Task objective = Only the pictures are left out: repeat the rest of the entries exactly.

-- begin Records shown --

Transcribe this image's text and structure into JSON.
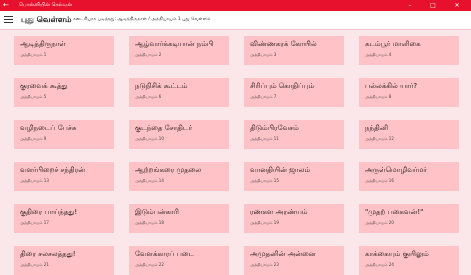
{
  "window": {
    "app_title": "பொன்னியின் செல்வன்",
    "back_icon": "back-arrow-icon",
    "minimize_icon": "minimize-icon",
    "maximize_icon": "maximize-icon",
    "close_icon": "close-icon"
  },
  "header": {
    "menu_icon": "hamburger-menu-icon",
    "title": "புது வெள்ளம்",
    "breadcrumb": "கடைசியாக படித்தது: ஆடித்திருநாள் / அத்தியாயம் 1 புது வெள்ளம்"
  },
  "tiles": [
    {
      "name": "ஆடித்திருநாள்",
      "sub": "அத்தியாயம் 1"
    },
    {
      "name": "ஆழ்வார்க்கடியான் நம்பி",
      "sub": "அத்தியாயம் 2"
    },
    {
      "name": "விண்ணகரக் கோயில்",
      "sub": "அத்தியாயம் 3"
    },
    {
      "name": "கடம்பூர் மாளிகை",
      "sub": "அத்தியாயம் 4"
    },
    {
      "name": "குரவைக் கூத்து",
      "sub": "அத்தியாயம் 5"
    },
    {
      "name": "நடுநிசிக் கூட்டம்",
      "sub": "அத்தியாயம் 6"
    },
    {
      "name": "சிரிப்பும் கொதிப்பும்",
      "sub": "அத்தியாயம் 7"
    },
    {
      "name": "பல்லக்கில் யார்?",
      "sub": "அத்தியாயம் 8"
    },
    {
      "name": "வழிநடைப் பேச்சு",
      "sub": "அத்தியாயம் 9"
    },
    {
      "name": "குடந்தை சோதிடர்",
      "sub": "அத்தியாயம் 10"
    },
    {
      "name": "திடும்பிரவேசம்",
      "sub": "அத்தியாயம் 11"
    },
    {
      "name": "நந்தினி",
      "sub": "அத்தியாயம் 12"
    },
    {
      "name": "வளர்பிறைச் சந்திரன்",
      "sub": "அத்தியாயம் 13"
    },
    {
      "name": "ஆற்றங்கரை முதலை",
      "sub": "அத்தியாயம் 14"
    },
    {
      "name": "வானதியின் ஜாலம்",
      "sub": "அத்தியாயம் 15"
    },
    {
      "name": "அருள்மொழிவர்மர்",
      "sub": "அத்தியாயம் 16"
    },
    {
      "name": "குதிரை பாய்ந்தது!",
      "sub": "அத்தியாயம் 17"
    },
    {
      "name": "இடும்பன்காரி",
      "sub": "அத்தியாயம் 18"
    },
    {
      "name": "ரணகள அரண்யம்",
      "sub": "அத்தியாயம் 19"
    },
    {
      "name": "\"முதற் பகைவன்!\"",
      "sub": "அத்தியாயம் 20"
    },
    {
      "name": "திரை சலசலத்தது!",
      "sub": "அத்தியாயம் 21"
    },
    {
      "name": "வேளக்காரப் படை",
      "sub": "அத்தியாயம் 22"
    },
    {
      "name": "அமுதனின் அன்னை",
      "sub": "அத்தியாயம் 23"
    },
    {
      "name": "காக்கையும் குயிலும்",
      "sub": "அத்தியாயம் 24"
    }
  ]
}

-- end Records shown --

Worked solution =
Transcribe this image's text and structure into JSON.
{
  "window": {
    "app_title": "பொன்னியின் செல்வன்",
    "back_icon": "back-arrow-icon",
    "minimize_icon": "minimize-icon",
    "maximize_icon": "maximize-icon",
    "close_icon": "close-icon"
  },
  "header": {
    "menu_icon": "hamburger-menu-icon",
    "title": "புது வெள்ளம்",
    "breadcrumb": "கடைசியாக படித்தது: ஆடித்திருநாள் / அத்தியாயம் 1 புது வெள்ளம்"
  },
  "tiles": [
    {
      "name": "ஆடித்திருநாள்",
      "sub": "அத்தியாயம் 1"
    },
    {
      "name": "ஆழ்வார்க்கடியான் நம்பி",
      "sub": "அத்தியாயம் 2"
    },
    {
      "name": "விண்ணகரக் கோயில்",
      "sub": "அத்தியாயம் 3"
    },
    {
      "name": "கடம்பூர் மாளிகை",
      "sub": "அத்தியாயம் 4"
    },
    {
      "name": "குரவைக் கூத்து",
      "sub": "அத்தியாயம் 5"
    },
    {
      "name": "நடுநிசிக் கூட்டம்",
      "sub": "அத்தியாயம் 6"
    },
    {
      "name": "சிரிப்பும் கொதிப்பும்",
      "sub": "அத்தியாயம் 7"
    },
    {
      "name": "பல்லக்கில் யார்?",
      "sub": "அத்தியாயம் 8"
    },
    {
      "name": "வழிநடைப் பேச்சு",
      "sub": "அத்தியாயம் 9"
    },
    {
      "name": "குடந்தை சோதிடர்",
      "sub": "அத்தியாயம் 10"
    },
    {
      "name": "திடும்பிரவேசம்",
      "sub": "அத்தியாயம் 11"
    },
    {
      "name": "நந்தினி",
      "sub": "அத்தியாயம் 12"
    },
    {
      "name": "வளர்பிறைச் சந்திரன்",
      "sub": "அத்தியாயம் 13"
    },
    {
      "name": "ஆற்றங்கரை முதலை",
      "sub": "அத்தியாயம் 14"
    },
    {
      "name": "வானதியின் ஜாலம்",
      "sub": "அத்தியாயம் 15"
    },
    {
      "name": "அருள்மொழிவர்மர்",
      "sub": "அத்தியாயம் 16"
    },
    {
      "name": "குதிரை பாய்ந்தது!",
      "sub": "அத்தியாயம் 17"
    },
    {
      "name": "இடும்பன்காரி",
      "sub": "அத்தியாயம் 18"
    },
    {
      "name": "ரணகள அரண்யம்",
      "sub": "அத்தியாயம் 19"
    },
    {
      "name": "\"முதற் பகைவன்!\"",
      "sub": "அத்தியாயம் 20"
    },
    {
      "name": "திரை சலசலத்தது!",
      "sub": "அத்தியாயம் 21"
    },
    {
      "name": "வேளக்காரப் படை",
      "sub": "அத்தியாயம் 22"
    },
    {
      "name": "அமுதனின் அன்னை",
      "sub": "அத்தியாயம் 23"
    },
    {
      "name": "காக்கையும் குயிலும்",
      "sub": "அத்தியாயம் 24"
    }
  ]
}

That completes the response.